--- BEGIN SUPPLIED ENTRIES ---

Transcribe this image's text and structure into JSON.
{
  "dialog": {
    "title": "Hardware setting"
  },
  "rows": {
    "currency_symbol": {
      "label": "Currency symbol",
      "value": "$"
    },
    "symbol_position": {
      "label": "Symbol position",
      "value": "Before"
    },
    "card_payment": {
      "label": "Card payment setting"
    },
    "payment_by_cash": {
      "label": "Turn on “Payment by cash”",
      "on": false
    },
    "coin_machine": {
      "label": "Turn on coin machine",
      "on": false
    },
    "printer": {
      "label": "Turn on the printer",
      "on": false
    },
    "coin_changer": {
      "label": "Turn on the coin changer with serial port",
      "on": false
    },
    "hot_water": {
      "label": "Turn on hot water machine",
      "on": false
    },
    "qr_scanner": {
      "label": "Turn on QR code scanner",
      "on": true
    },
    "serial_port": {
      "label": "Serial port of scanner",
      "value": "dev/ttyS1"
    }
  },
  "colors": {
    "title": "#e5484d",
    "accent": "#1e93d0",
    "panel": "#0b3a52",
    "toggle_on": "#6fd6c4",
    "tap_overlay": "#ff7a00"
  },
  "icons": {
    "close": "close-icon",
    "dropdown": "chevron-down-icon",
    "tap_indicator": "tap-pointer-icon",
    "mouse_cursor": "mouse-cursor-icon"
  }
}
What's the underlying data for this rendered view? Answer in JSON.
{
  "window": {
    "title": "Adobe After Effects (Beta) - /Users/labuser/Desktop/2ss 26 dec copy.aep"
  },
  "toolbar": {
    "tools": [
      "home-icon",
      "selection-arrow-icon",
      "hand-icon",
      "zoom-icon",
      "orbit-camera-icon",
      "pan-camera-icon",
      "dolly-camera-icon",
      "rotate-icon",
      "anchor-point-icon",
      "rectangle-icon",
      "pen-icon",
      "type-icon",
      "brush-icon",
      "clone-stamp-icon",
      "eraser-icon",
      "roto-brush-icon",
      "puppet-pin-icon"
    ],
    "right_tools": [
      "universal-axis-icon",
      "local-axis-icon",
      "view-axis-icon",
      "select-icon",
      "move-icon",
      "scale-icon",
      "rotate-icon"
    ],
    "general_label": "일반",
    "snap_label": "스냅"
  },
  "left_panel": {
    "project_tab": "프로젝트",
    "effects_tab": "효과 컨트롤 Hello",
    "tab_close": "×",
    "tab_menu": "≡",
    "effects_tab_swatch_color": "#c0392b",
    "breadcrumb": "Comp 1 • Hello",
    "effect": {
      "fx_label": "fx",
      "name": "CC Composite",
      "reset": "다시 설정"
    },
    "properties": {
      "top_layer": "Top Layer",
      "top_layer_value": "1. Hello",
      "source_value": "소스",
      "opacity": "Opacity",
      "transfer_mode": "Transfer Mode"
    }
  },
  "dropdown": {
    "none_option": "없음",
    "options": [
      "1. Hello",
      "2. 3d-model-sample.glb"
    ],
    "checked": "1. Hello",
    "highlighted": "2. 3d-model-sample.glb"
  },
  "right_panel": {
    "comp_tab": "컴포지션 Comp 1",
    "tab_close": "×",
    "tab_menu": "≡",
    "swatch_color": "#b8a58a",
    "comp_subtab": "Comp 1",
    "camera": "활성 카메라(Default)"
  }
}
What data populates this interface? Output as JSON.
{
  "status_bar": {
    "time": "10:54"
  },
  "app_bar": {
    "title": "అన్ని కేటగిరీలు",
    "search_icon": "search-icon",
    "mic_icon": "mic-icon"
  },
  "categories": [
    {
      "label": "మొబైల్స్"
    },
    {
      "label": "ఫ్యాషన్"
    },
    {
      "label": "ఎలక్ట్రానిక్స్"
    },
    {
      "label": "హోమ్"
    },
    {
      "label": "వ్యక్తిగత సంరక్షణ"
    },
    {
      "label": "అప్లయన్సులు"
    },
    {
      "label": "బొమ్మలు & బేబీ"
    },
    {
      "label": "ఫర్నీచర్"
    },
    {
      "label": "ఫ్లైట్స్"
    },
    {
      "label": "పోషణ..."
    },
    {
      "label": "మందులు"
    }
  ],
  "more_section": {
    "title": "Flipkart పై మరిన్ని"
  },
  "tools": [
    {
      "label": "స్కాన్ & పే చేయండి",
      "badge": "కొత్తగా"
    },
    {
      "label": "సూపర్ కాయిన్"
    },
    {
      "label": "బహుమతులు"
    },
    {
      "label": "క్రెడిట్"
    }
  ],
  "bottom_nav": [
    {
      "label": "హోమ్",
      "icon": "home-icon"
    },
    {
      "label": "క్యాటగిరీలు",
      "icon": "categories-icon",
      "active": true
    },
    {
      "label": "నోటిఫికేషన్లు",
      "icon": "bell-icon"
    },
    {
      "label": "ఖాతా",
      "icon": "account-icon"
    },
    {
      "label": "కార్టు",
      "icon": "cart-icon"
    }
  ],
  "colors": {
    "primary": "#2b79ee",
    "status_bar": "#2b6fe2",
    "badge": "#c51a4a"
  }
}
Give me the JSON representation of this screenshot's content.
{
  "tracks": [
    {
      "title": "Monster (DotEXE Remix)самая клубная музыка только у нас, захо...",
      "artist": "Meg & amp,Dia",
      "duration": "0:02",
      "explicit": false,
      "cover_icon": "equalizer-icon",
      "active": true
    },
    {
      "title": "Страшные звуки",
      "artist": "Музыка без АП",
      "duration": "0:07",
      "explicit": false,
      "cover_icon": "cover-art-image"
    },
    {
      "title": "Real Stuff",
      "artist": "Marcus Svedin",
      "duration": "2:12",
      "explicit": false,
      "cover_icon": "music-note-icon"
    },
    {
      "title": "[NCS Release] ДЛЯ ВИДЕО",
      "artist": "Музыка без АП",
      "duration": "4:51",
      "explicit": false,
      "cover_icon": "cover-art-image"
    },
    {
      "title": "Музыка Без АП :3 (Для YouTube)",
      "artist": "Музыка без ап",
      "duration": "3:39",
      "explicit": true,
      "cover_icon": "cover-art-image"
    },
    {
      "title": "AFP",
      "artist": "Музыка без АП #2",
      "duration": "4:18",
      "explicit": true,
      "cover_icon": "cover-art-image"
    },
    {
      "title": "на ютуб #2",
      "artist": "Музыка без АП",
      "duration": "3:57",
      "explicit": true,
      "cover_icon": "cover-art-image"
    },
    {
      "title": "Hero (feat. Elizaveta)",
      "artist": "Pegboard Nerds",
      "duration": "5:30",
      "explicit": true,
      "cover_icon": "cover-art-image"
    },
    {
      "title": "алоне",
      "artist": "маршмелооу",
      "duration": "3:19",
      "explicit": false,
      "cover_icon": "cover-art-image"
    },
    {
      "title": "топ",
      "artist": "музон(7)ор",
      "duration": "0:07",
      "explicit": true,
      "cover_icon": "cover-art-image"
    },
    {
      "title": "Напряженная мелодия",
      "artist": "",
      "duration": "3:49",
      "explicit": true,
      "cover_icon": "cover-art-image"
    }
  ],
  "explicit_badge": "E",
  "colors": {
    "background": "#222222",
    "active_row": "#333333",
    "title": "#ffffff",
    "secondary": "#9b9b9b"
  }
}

--- END SUPPLIED ENTRIES ---

- WHAT IS EXPECTED:
Every line above should be printed again exactly as it stands.

- WORKED ANSWER:
Transcribe this image's text and structure into JSON.
{
  "dialog": {
    "title": "Hardware setting"
  },
  "rows": {
    "currency_symbol": {
      "label": "Currency symbol",
      "value": "$"
    },
    "symbol_position": {
      "label": "Symbol position",
      "value": "Before"
    },
    "card_payment": {
      "label": "Card payment setting"
    },
    "payment_by_cash": {
      "label": "Turn on “Payment by cash”",
      "on": false
    },
    "coin_machine": {
      "label": "Turn on coin machine",
      "on": false
    },
    "printer": {
      "label": "Turn on the printer",
      "on": false
    },
    "coin_changer": {
      "label": "Turn on the coin changer with serial port",
      "on": false
    },
    "hot_water": {
      "label": "Turn on hot water machine",
      "on": false
    },
    "qr_scanner": {
      "label": "Turn on QR code scanner",
      "on": true
    },
    "serial_port": {
      "label": "Serial port of scanner",
      "value": "dev/ttyS1"
    }
  },
  "colors": {
    "title": "#e5484d",
    "accent": "#1e93d0",
    "panel": "#0b3a52",
    "toggle_on": "#6fd6c4",
    "tap_overlay": "#ff7a00"
  },
  "icons": {
    "close": "close-icon",
    "dropdown": "chevron-down-icon",
    "tap_indicator": "tap-pointer-icon",
    "mouse_cursor": "mouse-cursor-icon"
  }
}
What's the underlying data for this rendered view? Answer in JSON.
{
  "window": {
    "title": "Adobe After Effects (Beta) - /Users/labuser/Desktop/2ss 26 dec copy.aep"
  },
  "toolbar": {
    "tools": [
      "home-icon",
      "selection-arrow-icon",
      "hand-icon",
      "zoom-icon",
      "orbit-camera-icon",
      "pan-camera-icon",
      "dolly-camera-icon",
      "rotate-icon",
      "anchor-point-icon",
      "rectangle-icon",
      "pen-icon",
      "type-icon",
      "brush-icon",
      "clone-stamp-icon",
      "eraser-icon",
      "roto-brush-icon",
      "puppet-pin-icon"
    ],
    "right_tools": [
      "universal-axis-icon",
      "local-axis-icon",
      "view-axis-icon",
      "select-icon",
      "move-icon",
      "scale-icon",
      "rotate-icon"
    ],
    "general_label": "일반",
    "snap_label": "스냅"
  },
  "left_panel": {
    "project_tab": "프로젝트",
    "effects_tab": "효과 컨트롤 Hello",
    "tab_close": "×",
    "tab_menu": "≡",
    "effects_tab_swatch_color": "#c0392b",
    "breadcrumb": "Comp 1 • Hello",
    "effect": {
      "fx_label": "fx",
      "name": "CC Composite",
      "reset": "다시 설정"
    },
    "properties": {
      "top_layer": "Top Layer",
      "top_layer_value": "1. Hello",
      "source_value": "소스",
      "opacity": "Opacity",
      "transfer_mode": "Transfer Mode"
    }
  },
  "dropdown": {
    "none_option": "없음",
    "options": [
      "1. Hello",
      "2. 3d-model-sample.glb"
    ],
    "checked": "1. Hello",
    "highlighted": "2. 3d-model-sample.glb"
  },
  "right_panel": {
    "comp_tab": "컴포지션 Comp 1",
    "tab_close": "×",
    "tab_menu": "≡",
    "swatch_color": "#b8a58a",
    "comp_subtab": "Comp 1",
    "camera": "활성 카메라(Default)"
  }
}
What data populates this interface? Output as JSON.
{
  "status_bar": {
    "time": "10:54"
  },
  "app_bar": {
    "title": "అన్ని కేటగిరీలు",
    "search_icon": "search-icon",
    "mic_icon": "mic-icon"
  },
  "categories": [
    {
      "label": "మొబైల్స్"
    },
    {
      "label": "ఫ్యాషన్"
    },
    {
      "label": "ఎలక్ట్రానిక్స్"
    },
    {
      "label": "హోమ్"
    },
    {
      "label": "వ్యక్తిగత సంరక్షణ"
    },
    {
      "label": "అప్లయన్సులు"
    },
    {
      "label": "బొమ్మలు & బేబీ"
    },
    {
      "label": "ఫర్నీచర్"
    },
    {
      "label": "ఫ్లైట్స్"
    },
    {
      "label": "పోషణ..."
    },
    {
      "label": "మందులు"
    }
  ],
  "more_section": {
    "title": "Flipkart పై మరిన్ని"
  },
  "tools": [
    {
      "label": "స్కాన్ & పే చేయండి",
      "badge": "కొత్తగా"
    },
    {
      "label": "సూపర్ కాయిన్"
    },
    {
      "label": "బహుమతులు"
    },
    {
      "label": "క్రెడిట్"
    }
  ],
  "bottom_nav": [
    {
      "label": "హోమ్",
      "icon": "home-icon"
    },
    {
      "label": "క్యాటగిరీలు",
      "icon": "categories-icon",
      "active": true
    },
    {
      "label": "నోటిఫికేషన్లు",
      "icon": "bell-icon"
    },
    {
      "label": "ఖాతా",
      "icon": "account-icon"
    },
    {
      "label": "కార్టు",
      "icon": "cart-icon"
    }
  ],
  "colors": {
    "primary": "#2b79ee",
    "status_bar": "#2b6fe2",
    "badge": "#c51a4a"
  }
}
Give me the JSON representation of this screenshot's content.
{
  "tracks": [
    {
      "title": "Monster (DotEXE Remix)самая клубная музыка только у нас, захо...",
      "artist": "Meg & amp,Dia",
      "duration": "0:02",
      "explicit": false,
      "cover_icon": "equalizer-icon",
      "active": true
    },
    {
      "title": "Страшные звуки",
      "artist": "Музыка без АП",
      "duration": "0:07",
      "explicit": false,
      "cover_icon": "cover-art-image"
    },
    {
      "title": "Real Stuff",
      "artist": "Marcus Svedin",
      "duration": "2:12",
      "explicit": false,
      "cover_icon": "music-note-icon"
    },
    {
      "title": "[NCS Release] ДЛЯ ВИДЕО",
      "artist": "Музыка без АП",
      "duration": "4:51",
      "explicit": false,
      "cover_icon": "cover-art-image"
    },
    {
      "title": "Музыка Без АП :3 (Для YouTube)",
      "artist": "Музыка без ап",
      "duration": "3:39",
      "explicit": true,
      "cover_icon": "cover-art-image"
    },
    {
      "title": "AFP",
      "artist": "Музыка без АП #2",
      "duration": "4:18",
      "explicit": true,
      "cover_icon": "cover-art-image"
    },
    {
      "title": "на ютуб #2",
      "artist": "Музыка без АП",
      "duration": "3:57",
      "explicit": true,
      "cover_icon": "cover-art-image"
    },
    {
      "title": "Hero (feat. Elizaveta)",
      "artist": "Pegboard Nerds",
      "duration": "5:30",
      "explicit": true,
      "cover_icon": "cover-art-image"
    },
    {
      "title": "алоне",
      "artist": "маршмелооу",
      "duration": "3:19",
      "explicit": false,
      "cover_icon": "cover-art-image"
    },
    {
      "title": "топ",
      "artist": "музон(7)ор",
      "duration": "0:07",
      "explicit": true,
      "cover_icon": "cover-art-image"
    },
    {
      "title": "Напряженная мелодия",
      "artist": "",
      "duration": "3:49",
      "explicit": true,
      "cover_icon": "cover-art-image"
    }
  ],
  "explicit_badge": "E",
  "colors": {
    "background": "#222222",
    "active_row": "#333333",
    "title": "#ffffff",
    "secondary": "#9b9b9b"
  }
}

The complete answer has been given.